* **What is expected**
Select from the records below every line that has the word "Research" in it.

* **Information supplied**
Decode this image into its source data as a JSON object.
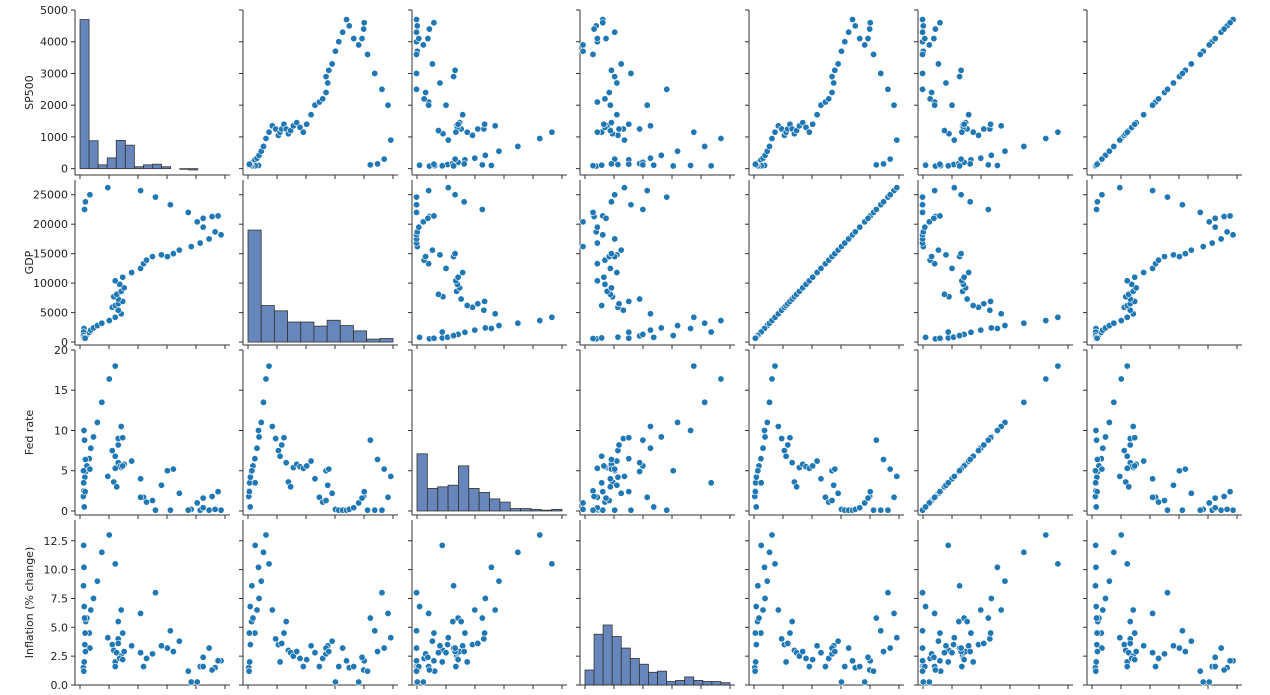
{
  "chart_data": {
    "type": "scatter",
    "subtype": "pairplot",
    "variables": [
      "SP500",
      "GDP",
      "Fed rate",
      "Inflation (% change)"
    ],
    "point_color": "#1f77b4",
    "hist_color": "#4c72b0",
    "grid": false,
    "ranges": {
      "SP500": [
        -200,
        5000
      ],
      "GDP": [
        -500,
        27500
      ],
      "Fed rate": [
        -0.5,
        20
      ],
      "Inflation (% change)": [
        0,
        14.3
      ]
    },
    "yticks": {
      "SP500": [
        0,
        1000,
        2000,
        3000,
        4000,
        5000
      ],
      "GDP": [
        0,
        5000,
        10000,
        15000,
        20000,
        25000
      ],
      "Fed rate": [
        0,
        5,
        10,
        15,
        20
      ],
      "Inflation (% change)": [
        0.0,
        2.5,
        5.0,
        7.5,
        10.0,
        12.5
      ]
    },
    "ytick_labels": {
      "SP500": [
        "0",
        "1000",
        "2000",
        "3000",
        "4000",
        "5000"
      ],
      "GDP": [
        "0",
        "5000",
        "10000",
        "15000",
        "20000",
        "25000"
      ],
      "Fed rate": [
        "0",
        "5",
        "10",
        "15",
        "20"
      ],
      "Inflation (% change)": [
        "0.0",
        "2.5",
        "5.0",
        "7.5",
        "10.0",
        "12.5"
      ]
    },
    "histograms": {
      "SP500": [
        4700,
        880,
        120,
        340,
        890,
        740,
        60,
        120,
        140,
        60,
        0,
        -20,
        -40,
        0,
        0,
        0
      ],
      "GDP": [
        19000,
        6200,
        5300,
        3400,
        3400,
        2700,
        3700,
        2800,
        1900,
        500,
        600
      ],
      "Fed rate": [
        7.1,
        2.8,
        3.0,
        3.2,
        5.6,
        2.8,
        2.3,
        1.5,
        1.1,
        0.3,
        0.3,
        0.2,
        0.1,
        0.2
      ],
      "Inflation (% change)": [
        1.3,
        4.4,
        5.2,
        4.2,
        3.2,
        2.3,
        1.8,
        1.1,
        1.2,
        0.3,
        0.4,
        0.7,
        0.4,
        0.3,
        0.3,
        0.2
      ]
    },
    "points": {
      "SP500": [
        80,
        95,
        110,
        130,
        160,
        200,
        280,
        330,
        420,
        550,
        700,
        950,
        1150,
        1350,
        1250,
        1050,
        1150,
        1250,
        1400,
        1250,
        1100,
        1200,
        1350,
        1450,
        1300,
        1150,
        1400,
        1700,
        2000,
        2100,
        2200,
        2400,
        2700,
        2900,
        3100,
        3300,
        3700,
        4000,
        4300,
        4700,
        4500,
        4100,
        3900,
        4400,
        4600,
        4100,
        3600,
        3000,
        2500,
        2000,
        900,
        300,
        150,
        120,
        100,
        90,
        85,
        110,
        140
      ],
      "GDP": [
        543,
        600,
        700,
        830,
        1040,
        1300,
        1650,
        2030,
        2400,
        2800,
        3200,
        3650,
        4200,
        4800,
        5400,
        5900,
        6200,
        6500,
        6900,
        7300,
        7700,
        8100,
        8600,
        9200,
        9800,
        10400,
        11000,
        11800,
        12500,
        13300,
        13900,
        14500,
        14800,
        14500,
        15000,
        15600,
        16200,
        16800,
        17500,
        18200,
        18700,
        19500,
        20400,
        21300,
        21400,
        21000,
        22000,
        23300,
        24600,
        25700,
        26200,
        25000,
        23800,
        22500,
        2300,
        1700,
        1100,
        800,
        650
      ],
      "Fed rate": [
        1.8,
        2.5,
        3.5,
        4.2,
        4.9,
        5.6,
        6.5,
        7.8,
        9.2,
        11.0,
        13.5,
        16.4,
        18.0,
        10.5,
        9.0,
        7.5,
        6.8,
        8.2,
        9.1,
        6.0,
        3.6,
        3.0,
        5.4,
        5.8,
        5.5,
        5.3,
        5.6,
        6.2,
        4.0,
        1.7,
        1.1,
        1.3,
        3.2,
        5.0,
        5.2,
        2.2,
        0.2,
        0.1,
        0.1,
        0.1,
        0.2,
        0.4,
        1.0,
        1.8,
        2.4,
        1.6,
        0.1,
        0.1,
        0.1,
        1.7,
        4.3,
        5.2,
        6.4,
        8.8,
        10.0,
        3.5,
        5.0,
        0.5,
        2.4
      ],
      "Inflation (% change)": [
        1.5,
        1.2,
        2.0,
        3.5,
        5.5,
        5.8,
        4.5,
        6.5,
        7.5,
        9.0,
        11.5,
        13.0,
        10.5,
        6.5,
        4.0,
        3.5,
        2.0,
        3.6,
        4.5,
        5.5,
        3.0,
        2.8,
        2.5,
        2.9,
        2.3,
        1.6,
        2.2,
        3.4,
        2.8,
        1.6,
        2.3,
        2.7,
        3.4,
        3.2,
        2.9,
        3.8,
        -0.4,
        1.6,
        3.2,
        2.1,
        1.5,
        1.6,
        0.1,
        1.3,
        2.1,
        2.4,
        1.2,
        4.7,
        8.0,
        6.2,
        4.1,
        3.2,
        2.9,
        5.8,
        10.2,
        12.1,
        8.6,
        6.8,
        4.5
      ]
    }
  }
}
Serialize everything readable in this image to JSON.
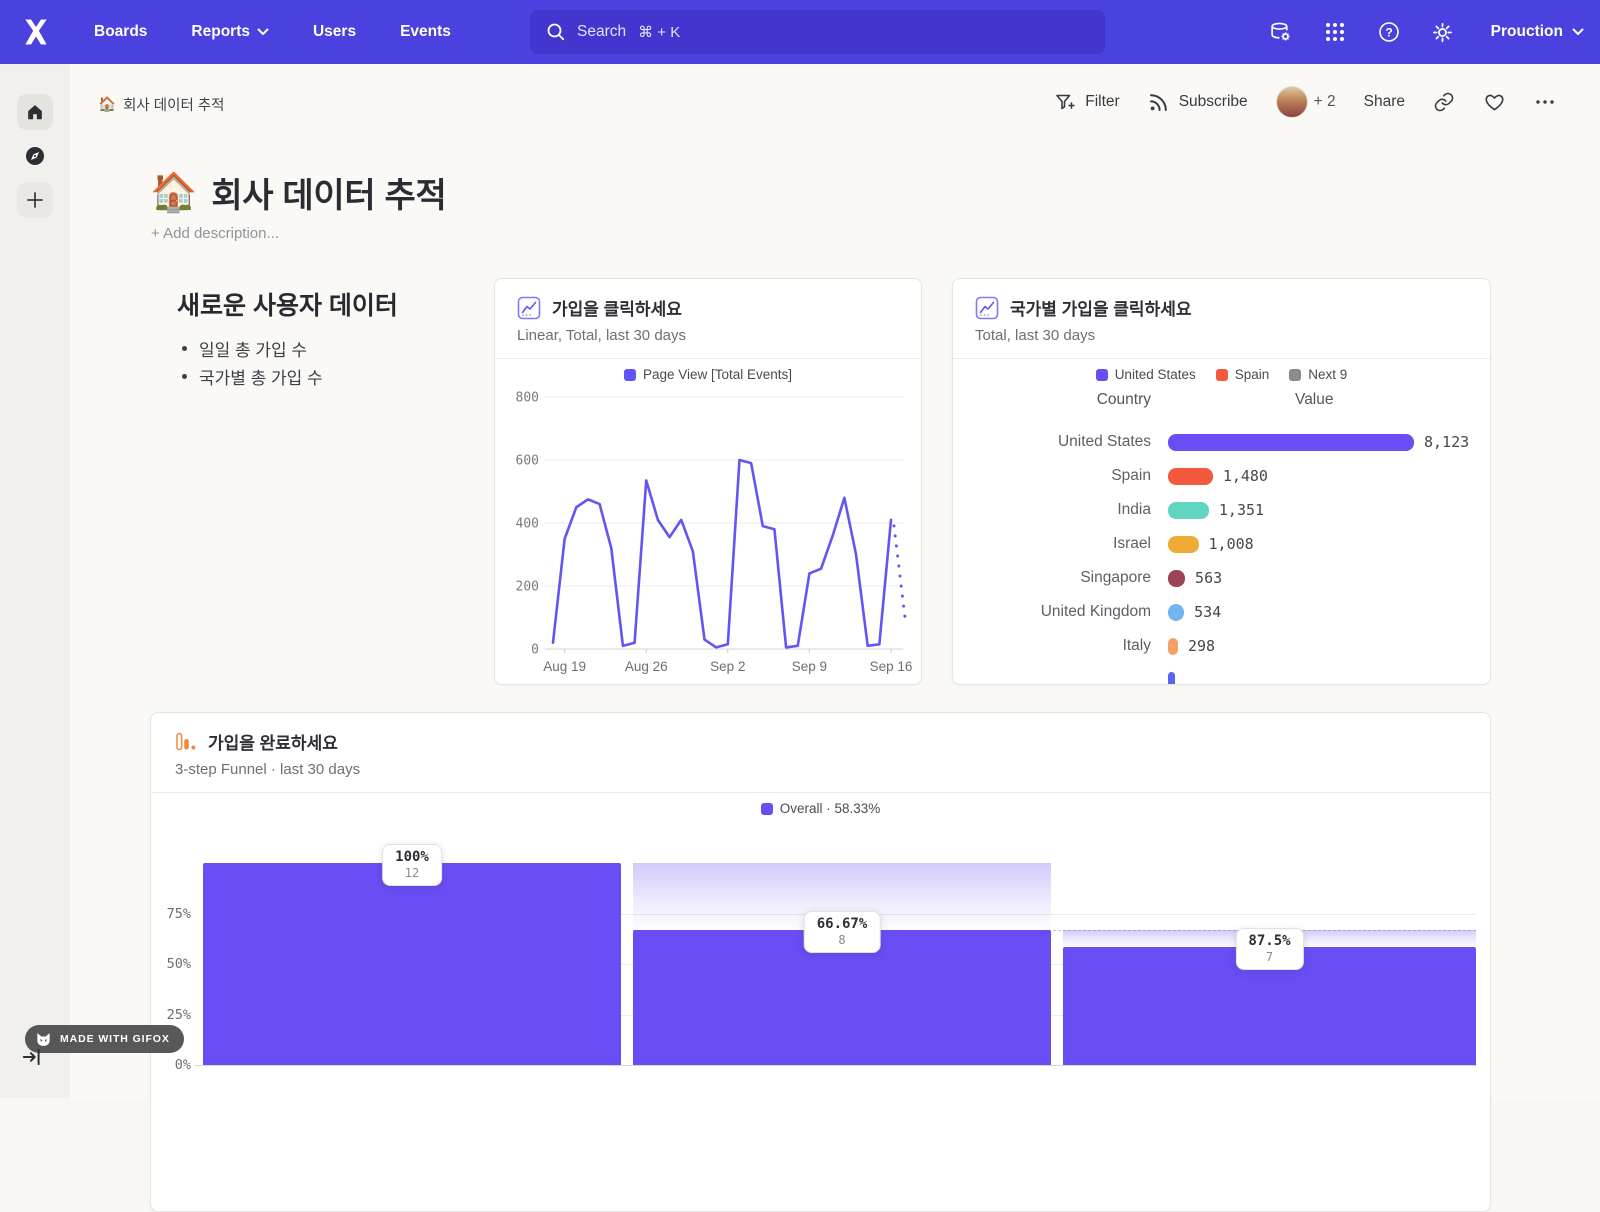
{
  "nav": {
    "items": [
      {
        "label": "Boards"
      },
      {
        "label": "Reports",
        "has_dropdown": true
      },
      {
        "label": "Users"
      },
      {
        "label": "Events"
      }
    ],
    "search": {
      "placeholder": "Search",
      "shortcut": "⌘ + K"
    },
    "project": {
      "name": "Prouction"
    }
  },
  "toolbar": {
    "breadcrumb_icon": "🏠",
    "breadcrumb_text": "회사 데이터 추적",
    "filter_label": "Filter",
    "subscribe_label": "Subscribe",
    "avatar_more": "+ 2",
    "share_label": "Share"
  },
  "page": {
    "title_icon": "🏠",
    "title_text": "회사 데이터 추적",
    "add_description": "+ Add description..."
  },
  "text_card": {
    "heading": "새로운 사용자 데이터",
    "bullets": [
      "일일 총 가입 수",
      "국가별 총 가입 수"
    ]
  },
  "chart_data": [
    {
      "type": "line",
      "title": "가입을 클릭하세요",
      "subtitle": "Linear, Total, last 30 days",
      "legend": [
        {
          "label": "Page View [Total Events]",
          "color": "#6355F5"
        }
      ],
      "line_color": "#6355F5",
      "ylim": [
        0,
        800
      ],
      "y_ticks": [
        0,
        200,
        400,
        600,
        800
      ],
      "x_tick_labels": [
        "Aug 19",
        "Aug 26",
        "Sep 2",
        "Sep 9",
        "Sep 16"
      ],
      "x_tick_indices": [
        1,
        8,
        15,
        22,
        29
      ],
      "values": [
        20,
        350,
        450,
        475,
        460,
        320,
        10,
        20,
        535,
        410,
        355,
        410,
        310,
        30,
        5,
        15,
        600,
        590,
        390,
        380,
        5,
        10,
        240,
        255,
        360,
        480,
        300,
        10,
        15,
        410
      ],
      "incomplete_tail_end": 100,
      "grid": true,
      "legend_position": "top"
    },
    {
      "type": "bar",
      "title": "국가별 가입을 클릭하세요",
      "subtitle": "Total, last 30 days",
      "legend": [
        {
          "label": "United States",
          "color": "#6A4DF4"
        },
        {
          "label": "Spain",
          "color": "#F2593D"
        },
        {
          "label": "Next 9",
          "color": "#8A8A8F"
        }
      ],
      "columns": [
        "Country",
        "Value"
      ],
      "max": 8123,
      "rows": [
        {
          "label": "United States",
          "value": "8,123",
          "num": 8123,
          "color": "#6A4DF4"
        },
        {
          "label": "Spain",
          "value": "1,480",
          "num": 1480,
          "color": "#F2593D"
        },
        {
          "label": "India",
          "value": "1,351",
          "num": 1351,
          "color": "#62D4C2"
        },
        {
          "label": "Israel",
          "value": "1,008",
          "num": 1008,
          "color": "#F0AB33"
        },
        {
          "label": "Singapore",
          "value": "563",
          "num": 563,
          "color": "#9E4258"
        },
        {
          "label": "United Kingdom",
          "value": "534",
          "num": 534,
          "color": "#70B5F0"
        },
        {
          "label": "Italy",
          "value": "298",
          "num": 298,
          "color": "#F5A067"
        }
      ],
      "clipped_next_row": true
    },
    {
      "type": "funnel",
      "title": "가입을 완료하세요",
      "subtitle": "3-step Funnel · last 30 days",
      "legend": [
        {
          "label": "Overall · 58.33%",
          "color": "#6A4DF4"
        }
      ],
      "bar_color": "#6A4DF4",
      "y_tick_labels": [
        "75%",
        "50%",
        "25%",
        "0%"
      ],
      "y_tick_pcts": [
        75,
        50,
        25,
        0
      ],
      "steps": [
        {
          "conversion": "100%",
          "count": "12",
          "overall_pct": 100
        },
        {
          "conversion": "66.67%",
          "count": "8",
          "overall_pct": 66.67
        },
        {
          "conversion": "87.5%",
          "count": "7",
          "overall_pct": 58.33
        }
      ]
    }
  ],
  "footer": {
    "badge": "MADE WITH GIFOX"
  }
}
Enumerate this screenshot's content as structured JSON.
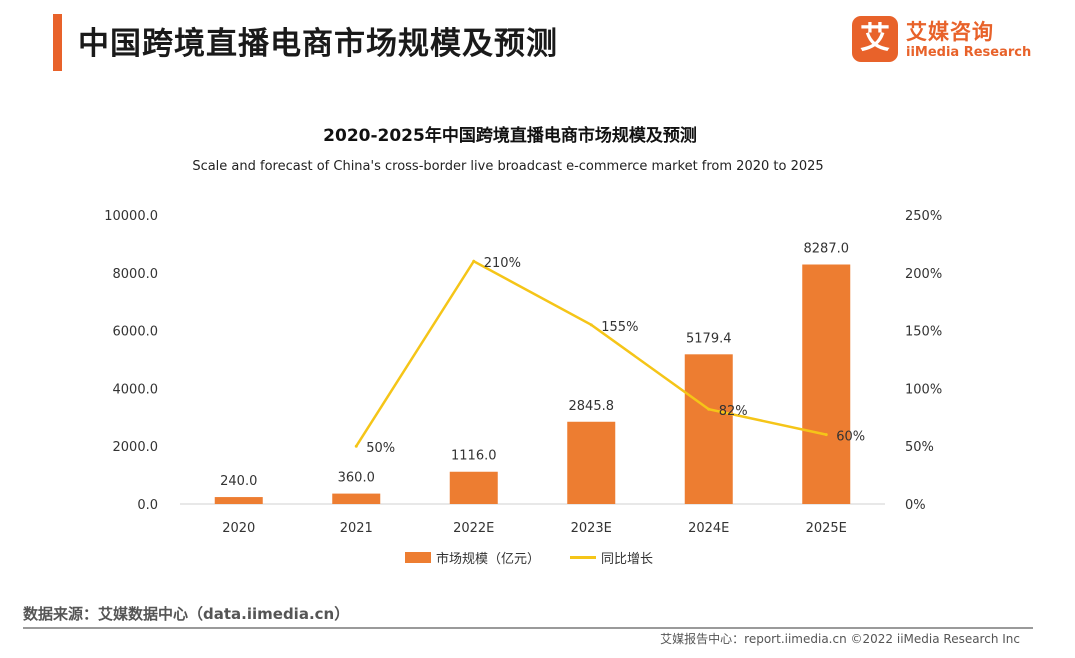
{
  "header": {
    "title": "中国跨境直播电商市场规模及预测",
    "accent_color": "#e8622a"
  },
  "brand": {
    "mark": "艾",
    "name": "艾媒咨询",
    "sub": "iiMedia Research",
    "color": "#e8622a"
  },
  "chart_data": {
    "type": "bar+line",
    "title": "2020-2025年中国跨境直播电商市场规模及预测",
    "subtitle": "Scale and forecast of China's cross-border live broadcast e-commerce market from 2020 to 2025",
    "categories": [
      "2020",
      "2021",
      "2022E",
      "2023E",
      "2024E",
      "2025E"
    ],
    "series": [
      {
        "name": "市场规模（亿元）",
        "type": "bar",
        "axis": "left",
        "color": "#ed7d31",
        "values": [
          240.0,
          360.0,
          1116.0,
          2845.8,
          5179.4,
          8287.0
        ],
        "labels": [
          "240.0",
          "360.0",
          "1116.0",
          "2845.8",
          "5179.4",
          "8287.0"
        ]
      },
      {
        "name": "同比增长",
        "type": "line",
        "axis": "right",
        "color": "#f5c518",
        "values": [
          null,
          50,
          210,
          155,
          82,
          60
        ],
        "labels": [
          "",
          "50%",
          "210%",
          "155%",
          "82%",
          "60%"
        ]
      }
    ],
    "y_left": {
      "range": [
        0,
        10000
      ],
      "ticks": [
        "0.0",
        "2000.0",
        "4000.0",
        "6000.0",
        "8000.0",
        "10000.0"
      ]
    },
    "y_right": {
      "range": [
        0,
        250
      ],
      "ticks": [
        "0%",
        "50%",
        "100%",
        "150%",
        "200%",
        "250%"
      ]
    },
    "grid": false,
    "legend_position": "bottom"
  },
  "source": "数据来源：艾媒数据中心（data.iimedia.cn）",
  "footer": "艾媒报告中心：report.iimedia.cn  ©2022  iiMedia Research  Inc"
}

* **Written reply**
    "sub": "iiMedia Research",
  "footer": "艾媒报告中心：report.iimedia.cn  ©2022  iiMedia Research  Inc"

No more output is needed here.